| OBJECTIVE |
Type out the material below exactly.
[start GIVEN DATA]
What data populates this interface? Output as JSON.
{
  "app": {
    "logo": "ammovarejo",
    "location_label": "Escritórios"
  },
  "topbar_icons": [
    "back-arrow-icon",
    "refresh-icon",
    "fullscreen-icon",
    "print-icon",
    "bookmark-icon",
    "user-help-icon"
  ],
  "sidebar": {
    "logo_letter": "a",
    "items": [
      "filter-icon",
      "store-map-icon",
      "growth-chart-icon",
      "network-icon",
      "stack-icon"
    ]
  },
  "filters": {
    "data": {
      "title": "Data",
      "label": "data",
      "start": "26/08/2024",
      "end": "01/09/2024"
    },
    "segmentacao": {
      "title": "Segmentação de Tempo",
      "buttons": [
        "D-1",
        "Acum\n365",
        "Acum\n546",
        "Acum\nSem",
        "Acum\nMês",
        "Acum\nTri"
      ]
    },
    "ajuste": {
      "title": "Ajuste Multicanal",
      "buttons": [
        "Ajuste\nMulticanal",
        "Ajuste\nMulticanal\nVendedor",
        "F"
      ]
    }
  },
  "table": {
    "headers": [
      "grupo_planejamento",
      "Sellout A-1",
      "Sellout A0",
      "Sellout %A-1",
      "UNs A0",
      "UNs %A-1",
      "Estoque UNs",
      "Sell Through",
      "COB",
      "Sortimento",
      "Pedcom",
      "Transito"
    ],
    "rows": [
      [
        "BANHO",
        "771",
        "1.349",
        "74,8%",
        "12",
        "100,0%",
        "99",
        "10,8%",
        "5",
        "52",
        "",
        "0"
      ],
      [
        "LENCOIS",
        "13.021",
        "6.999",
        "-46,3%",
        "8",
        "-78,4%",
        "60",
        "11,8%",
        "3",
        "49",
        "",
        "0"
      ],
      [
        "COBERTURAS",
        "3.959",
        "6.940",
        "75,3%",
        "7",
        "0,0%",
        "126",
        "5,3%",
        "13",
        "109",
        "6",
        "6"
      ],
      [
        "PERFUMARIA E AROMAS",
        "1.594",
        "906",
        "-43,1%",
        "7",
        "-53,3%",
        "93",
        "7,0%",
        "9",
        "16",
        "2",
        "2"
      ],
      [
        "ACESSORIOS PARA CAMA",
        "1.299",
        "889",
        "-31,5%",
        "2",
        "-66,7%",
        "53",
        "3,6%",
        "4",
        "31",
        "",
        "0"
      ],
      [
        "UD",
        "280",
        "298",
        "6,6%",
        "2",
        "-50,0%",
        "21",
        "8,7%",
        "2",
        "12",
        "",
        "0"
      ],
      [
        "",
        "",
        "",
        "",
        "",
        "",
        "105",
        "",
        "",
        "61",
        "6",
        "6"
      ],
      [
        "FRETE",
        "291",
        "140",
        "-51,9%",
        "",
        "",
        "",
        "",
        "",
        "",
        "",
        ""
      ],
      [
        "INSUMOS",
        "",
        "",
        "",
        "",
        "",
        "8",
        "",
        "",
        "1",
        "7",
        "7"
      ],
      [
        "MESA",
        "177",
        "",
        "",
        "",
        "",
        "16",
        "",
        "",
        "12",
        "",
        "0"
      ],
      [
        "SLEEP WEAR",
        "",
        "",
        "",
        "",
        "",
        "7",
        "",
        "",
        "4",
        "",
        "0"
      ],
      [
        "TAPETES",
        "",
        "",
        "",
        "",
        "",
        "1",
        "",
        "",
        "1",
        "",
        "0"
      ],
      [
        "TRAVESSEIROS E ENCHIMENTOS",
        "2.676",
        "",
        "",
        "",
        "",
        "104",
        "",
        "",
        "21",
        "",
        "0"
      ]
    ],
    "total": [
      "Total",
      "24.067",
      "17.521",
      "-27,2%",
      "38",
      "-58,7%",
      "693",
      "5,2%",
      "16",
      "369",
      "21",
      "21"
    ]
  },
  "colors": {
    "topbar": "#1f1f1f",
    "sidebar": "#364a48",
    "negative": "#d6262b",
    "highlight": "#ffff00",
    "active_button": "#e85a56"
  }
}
[end GIVEN DATA]
| SOLUTION TO THIS EXERCISE |
What data populates this interface? Output as JSON.
{
  "app": {
    "logo": "ammovarejo",
    "location_label": "Escritórios"
  },
  "topbar_icons": [
    "back-arrow-icon",
    "refresh-icon",
    "fullscreen-icon",
    "print-icon",
    "bookmark-icon",
    "user-help-icon"
  ],
  "sidebar": {
    "logo_letter": "a",
    "items": [
      "filter-icon",
      "store-map-icon",
      "growth-chart-icon",
      "network-icon",
      "stack-icon"
    ]
  },
  "filters": {
    "data": {
      "title": "Data",
      "label": "data",
      "start": "26/08/2024",
      "end": "01/09/2024"
    },
    "segmentacao": {
      "title": "Segmentação de Tempo",
      "buttons": [
        "D-1",
        "Acum\n365",
        "Acum\n546",
        "Acum\nSem",
        "Acum\nMês",
        "Acum\nTri"
      ]
    },
    "ajuste": {
      "title": "Ajuste Multicanal",
      "buttons": [
        "Ajuste\nMulticanal",
        "Ajuste\nMulticanal\nVendedor",
        "F"
      ]
    }
  },
  "table": {
    "headers": [
      "grupo_planejamento",
      "Sellout A-1",
      "Sellout A0",
      "Sellout %A-1",
      "UNs A0",
      "UNs %A-1",
      "Estoque UNs",
      "Sell Through",
      "COB",
      "Sortimento",
      "Pedcom",
      "Transito"
    ],
    "rows": [
      [
        "BANHO",
        "771",
        "1.349",
        "74,8%",
        "12",
        "100,0%",
        "99",
        "10,8%",
        "5",
        "52",
        "",
        "0"
      ],
      [
        "LENCOIS",
        "13.021",
        "6.999",
        "-46,3%",
        "8",
        "-78,4%",
        "60",
        "11,8%",
        "3",
        "49",
        "",
        "0"
      ],
      [
        "COBERTURAS",
        "3.959",
        "6.940",
        "75,3%",
        "7",
        "0,0%",
        "126",
        "5,3%",
        "13",
        "109",
        "6",
        "6"
      ],
      [
        "PERFUMARIA E AROMAS",
        "1.594",
        "906",
        "-43,1%",
        "7",
        "-53,3%",
        "93",
        "7,0%",
        "9",
        "16",
        "2",
        "2"
      ],
      [
        "ACESSORIOS PARA CAMA",
        "1.299",
        "889",
        "-31,5%",
        "2",
        "-66,7%",
        "53",
        "3,6%",
        "4",
        "31",
        "",
        "0"
      ],
      [
        "UD",
        "280",
        "298",
        "6,6%",
        "2",
        "-50,0%",
        "21",
        "8,7%",
        "2",
        "12",
        "",
        "0"
      ],
      [
        "",
        "",
        "",
        "",
        "",
        "",
        "105",
        "",
        "",
        "61",
        "6",
        "6"
      ],
      [
        "FRETE",
        "291",
        "140",
        "-51,9%",
        "",
        "",
        "",
        "",
        "",
        "",
        "",
        ""
      ],
      [
        "INSUMOS",
        "",
        "",
        "",
        "",
        "",
        "8",
        "",
        "",
        "1",
        "7",
        "7"
      ],
      [
        "MESA",
        "177",
        "",
        "",
        "",
        "",
        "16",
        "",
        "",
        "12",
        "",
        "0"
      ],
      [
        "SLEEP WEAR",
        "",
        "",
        "",
        "",
        "",
        "7",
        "",
        "",
        "4",
        "",
        "0"
      ],
      [
        "TAPETES",
        "",
        "",
        "",
        "",
        "",
        "1",
        "",
        "",
        "1",
        "",
        "0"
      ],
      [
        "TRAVESSEIROS E ENCHIMENTOS",
        "2.676",
        "",
        "",
        "",
        "",
        "104",
        "",
        "",
        "21",
        "",
        "0"
      ]
    ],
    "total": [
      "Total",
      "24.067",
      "17.521",
      "-27,2%",
      "38",
      "-58,7%",
      "693",
      "5,2%",
      "16",
      "369",
      "21",
      "21"
    ]
  },
  "colors": {
    "topbar": "#1f1f1f",
    "sidebar": "#364a48",
    "negative": "#d6262b",
    "highlight": "#ffff00",
    "active_button": "#e85a56"
  }
}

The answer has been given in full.